INSTRUCTIONS FOR THE TASK:
Print the listing as it stands, omitting all images.

Data listing:
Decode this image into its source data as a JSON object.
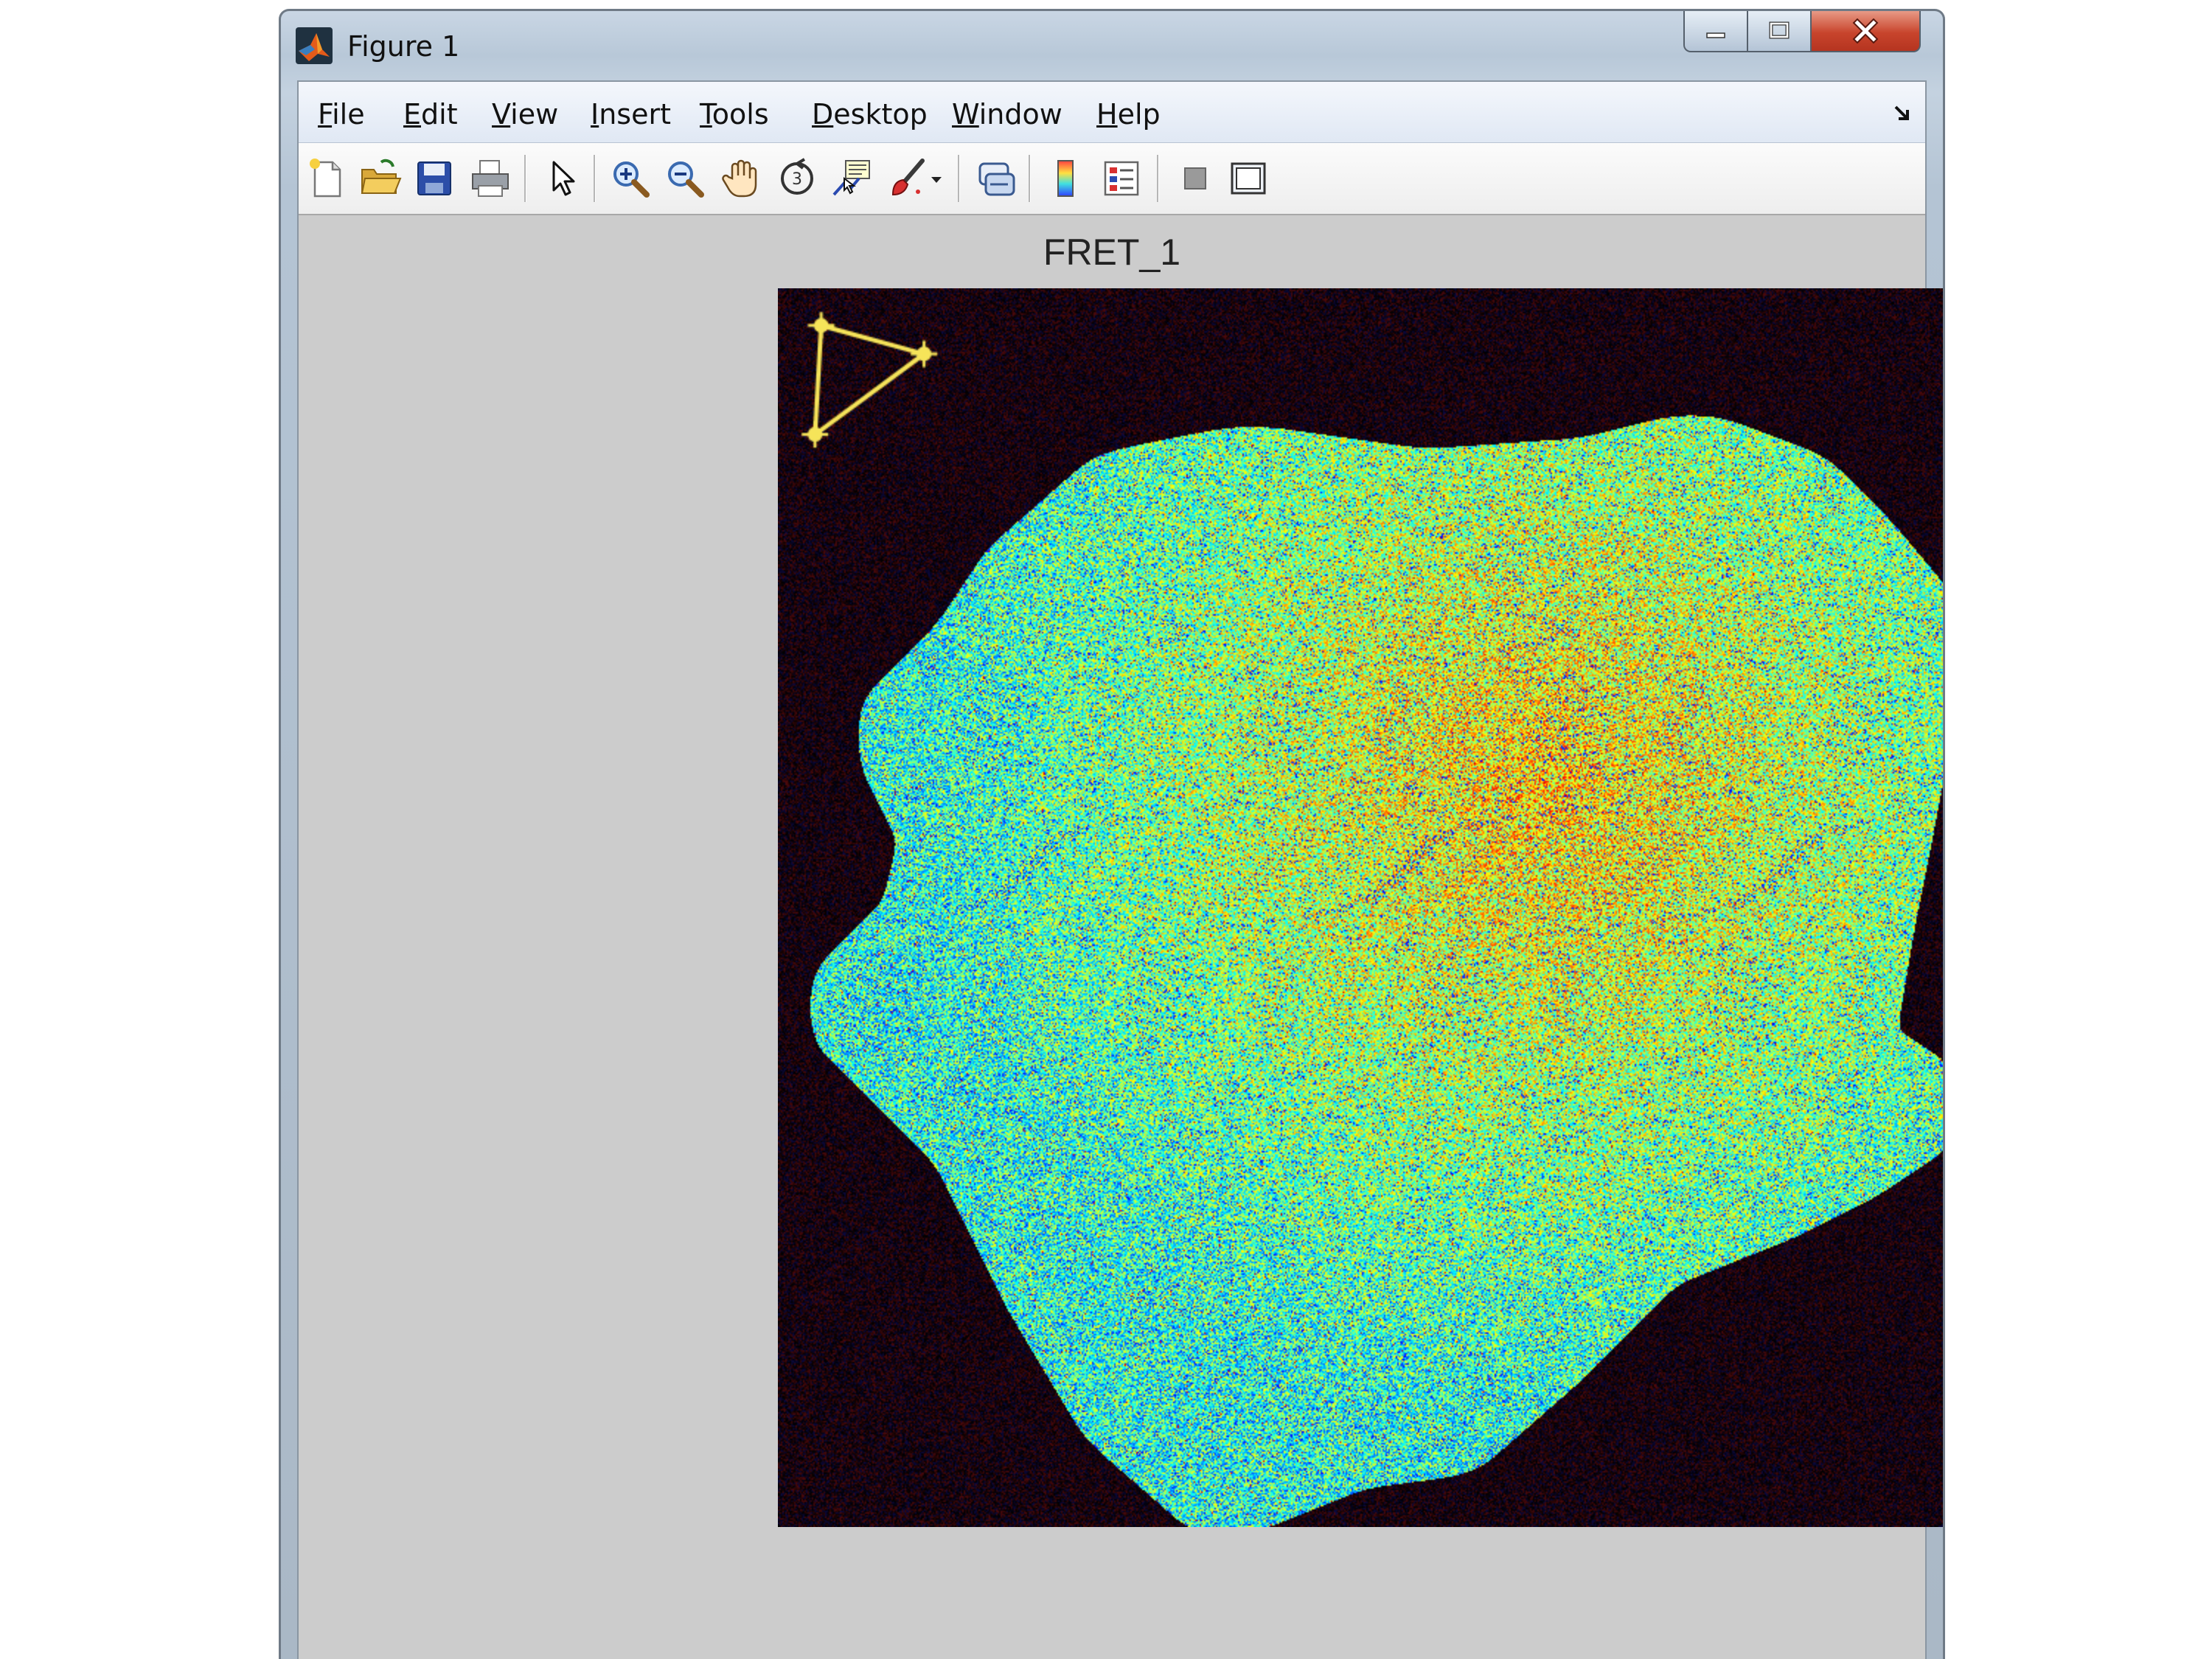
{
  "window": {
    "title": "Figure 1",
    "controls": {
      "minimize": "minimize-icon",
      "maximize": "maximize-icon",
      "close": "close-icon"
    }
  },
  "menu": {
    "items": [
      {
        "label": "File",
        "accel": "F"
      },
      {
        "label": "Edit",
        "accel": "E"
      },
      {
        "label": "View",
        "accel": "V"
      },
      {
        "label": "Insert",
        "accel": "I"
      },
      {
        "label": "Tools",
        "accel": "T"
      },
      {
        "label": "Desktop",
        "accel": "D"
      },
      {
        "label": "Window",
        "accel": "W"
      },
      {
        "label": "Help",
        "accel": "H"
      }
    ]
  },
  "toolbar": {
    "buttons": [
      "new-figure-icon",
      "open-file-icon",
      "save-icon",
      "print-icon",
      "pointer-icon",
      "zoom-in-icon",
      "zoom-out-icon",
      "pan-hand-icon",
      "rotate-3d-icon",
      "data-cursor-icon",
      "brush-icon",
      "dropdown-arrow-icon",
      "link-plot-icon",
      "colorbar-icon",
      "legend-icon",
      "hide-plot-tools-icon",
      "show-plot-tools-icon"
    ]
  },
  "axes": {
    "title": "FRET_1",
    "colormap": "jet",
    "background": "#000000",
    "roi": {
      "shape": "triangle",
      "color": "#f6e45a"
    }
  },
  "colors": {
    "window_frame": "#b8c8d8",
    "figure_background": "#cccccc",
    "close_button": "#c8442c"
  }
}
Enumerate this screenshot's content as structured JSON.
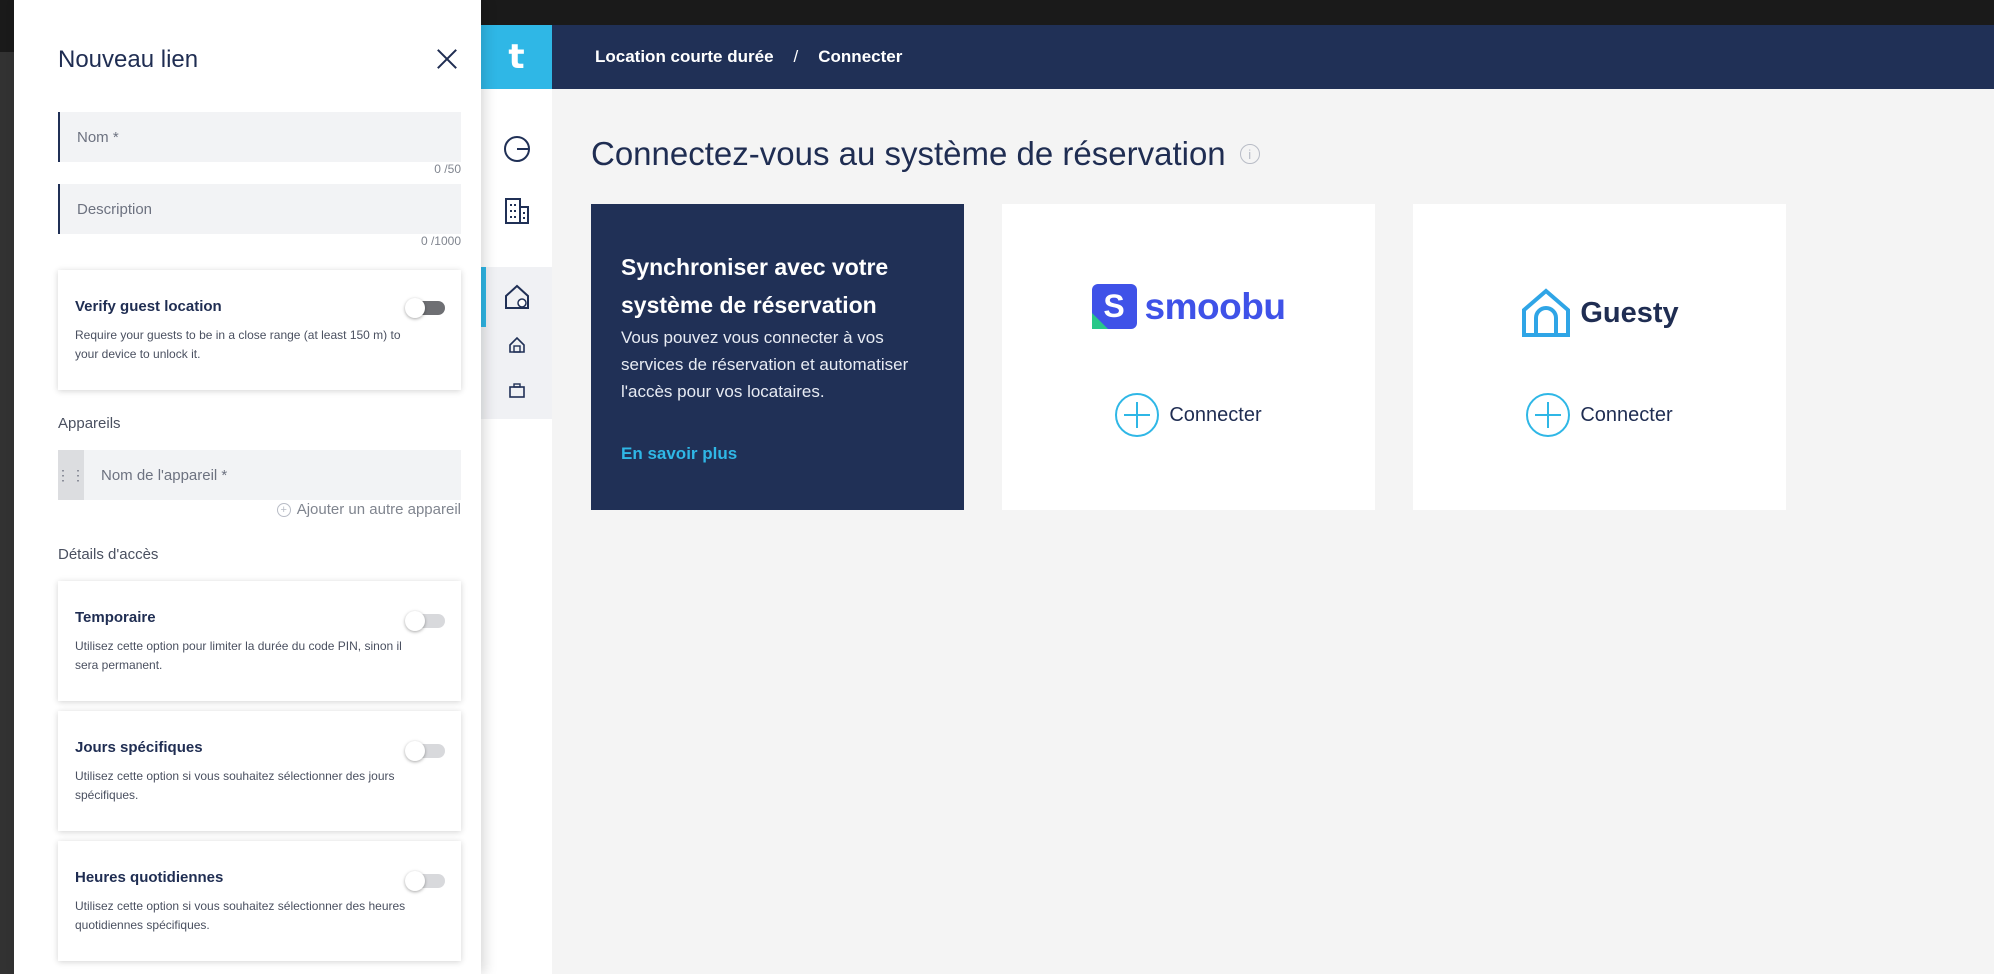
{
  "app": {
    "logo_letter": "t",
    "breadcrumb": [
      "Location courte durée",
      "/",
      "Connecter"
    ],
    "page_title": "Connectez-vous au système de réservation",
    "info_icon": "i",
    "sync_card": {
      "title": "Synchroniser avec votre système de réservation",
      "description": "Vous pouvez vous connecter à vos services de réservation et automatiser l'accès pour vos locataires.",
      "link": "En savoir plus"
    },
    "providers": [
      {
        "name": "smoobu",
        "mark": "S",
        "connect_label": "Connecter",
        "brand_color": "#3f52e8"
      },
      {
        "name": "Guesty",
        "connect_label": "Connecter",
        "brand_color": "#2fa5e6"
      }
    ],
    "colors": {
      "navy": "#203056",
      "accent": "#2fb7e6"
    }
  },
  "drawer": {
    "title": "Nouveau lien",
    "name_field": {
      "placeholder": "Nom *",
      "counter": "0 /50"
    },
    "description_field": {
      "placeholder": "Description",
      "counter": "0 /1000"
    },
    "verify_location": {
      "title": "Verify guest location",
      "description": "Require your guests to be in a close range (at least 150 m) to your device to unlock it.",
      "enabled": false
    },
    "devices_label": "Appareils",
    "device_field": {
      "placeholder": "Nom de l'appareil *"
    },
    "add_device": "Ajouter un autre appareil",
    "access_label": "Détails d'accès",
    "options": [
      {
        "title": "Temporaire",
        "description": "Utilisez cette option pour limiter la durée du code PIN, sinon il sera permanent.",
        "enabled": false
      },
      {
        "title": "Jours spécifiques",
        "description": "Utilisez cette option si vous souhaitez sélectionner des jours spécifiques.",
        "enabled": false
      },
      {
        "title": "Heures quotidiennes",
        "description": "Utilisez cette option si vous souhaitez sélectionner des heures quotidiennes spécifiques.",
        "enabled": false
      }
    ]
  }
}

RIGHT ANSWER:
Decode this image into its source data as a JSON object.
{
  "window": {
    "title": "Figure 1",
    "controls": {
      "minimize": "minimize-icon",
      "maximize": "maximize-icon",
      "close": "close-icon"
    }
  },
  "menu": {
    "items": [
      {
        "label": "File",
        "accel": "F"
      },
      {
        "label": "Edit",
        "accel": "E"
      },
      {
        "label": "View",
        "accel": "V"
      },
      {
        "label": "Insert",
        "accel": "I"
      },
      {
        "label": "Tools",
        "accel": "T"
      },
      {
        "label": "Desktop",
        "accel": "D"
      },
      {
        "label": "Window",
        "accel": "W"
      },
      {
        "label": "Help",
        "accel": "H"
      }
    ]
  },
  "toolbar": {
    "buttons": [
      "new-figure-icon",
      "open-file-icon",
      "save-icon",
      "print-icon",
      "pointer-icon",
      "zoom-in-icon",
      "zoom-out-icon",
      "pan-hand-icon",
      "rotate-3d-icon",
      "data-cursor-icon",
      "brush-icon",
      "dropdown-arrow-icon",
      "link-plot-icon",
      "colorbar-icon",
      "legend-icon",
      "hide-plot-tools-icon",
      "show-plot-tools-icon"
    ]
  },
  "axes": {
    "title": "FRET_1",
    "colormap": "jet",
    "background": "#000000",
    "roi": {
      "shape": "triangle",
      "color": "#f6e45a"
    }
  },
  "colors": {
    "window_frame": "#b8c8d8",
    "figure_background": "#cccccc",
    "close_button": "#c8442c"
  }
}
Enumerate this screenshot's content as structured JSON.
{
  "app": {
    "logo_letter": "t",
    "breadcrumb": [
      "Location courte durée",
      "/",
      "Connecter"
    ],
    "page_title": "Connectez-vous au système de réservation",
    "info_icon": "i",
    "sync_card": {
      "title": "Synchroniser avec votre système de réservation",
      "description": "Vous pouvez vous connecter à vos services de réservation et automatiser l'accès pour vos locataires.",
      "link": "En savoir plus"
    },
    "providers": [
      {
        "name": "smoobu",
        "mark": "S",
        "connect_label": "Connecter",
        "brand_color": "#3f52e8"
      },
      {
        "name": "Guesty",
        "connect_label": "Connecter",
        "brand_color": "#2fa5e6"
      }
    ],
    "colors": {
      "navy": "#203056",
      "accent": "#2fb7e6"
    }
  },
  "drawer": {
    "title": "Nouveau lien",
    "name_field": {
      "placeholder": "Nom *",
      "counter": "0 /50"
    },
    "description_field": {
      "placeholder": "Description",
      "counter": "0 /1000"
    },
    "verify_location": {
      "title": "Verify guest location",
      "description": "Require your guests to be in a close range (at least 150 m) to your device to unlock it.",
      "enabled": false
    },
    "devices_label": "Appareils",
    "device_field": {
      "placeholder": "Nom de l'appareil *"
    },
    "add_device": "Ajouter un autre appareil",
    "access_label": "Détails d'accès",
    "options": [
      {
        "title": "Temporaire",
        "description": "Utilisez cette option pour limiter la durée du code PIN, sinon il sera permanent.",
        "enabled": false
      },
      {
        "title": "Jours spécifiques",
        "description": "Utilisez cette option si vous souhaitez sélectionner des jours spécifiques.",
        "enabled": false
      },
      {
        "title": "Heures quotidiennes",
        "description": "Utilisez cette option si vous souhaitez sélectionner des heures quotidiennes spécifiques.",
        "enabled": false
      }
    ]
  }
}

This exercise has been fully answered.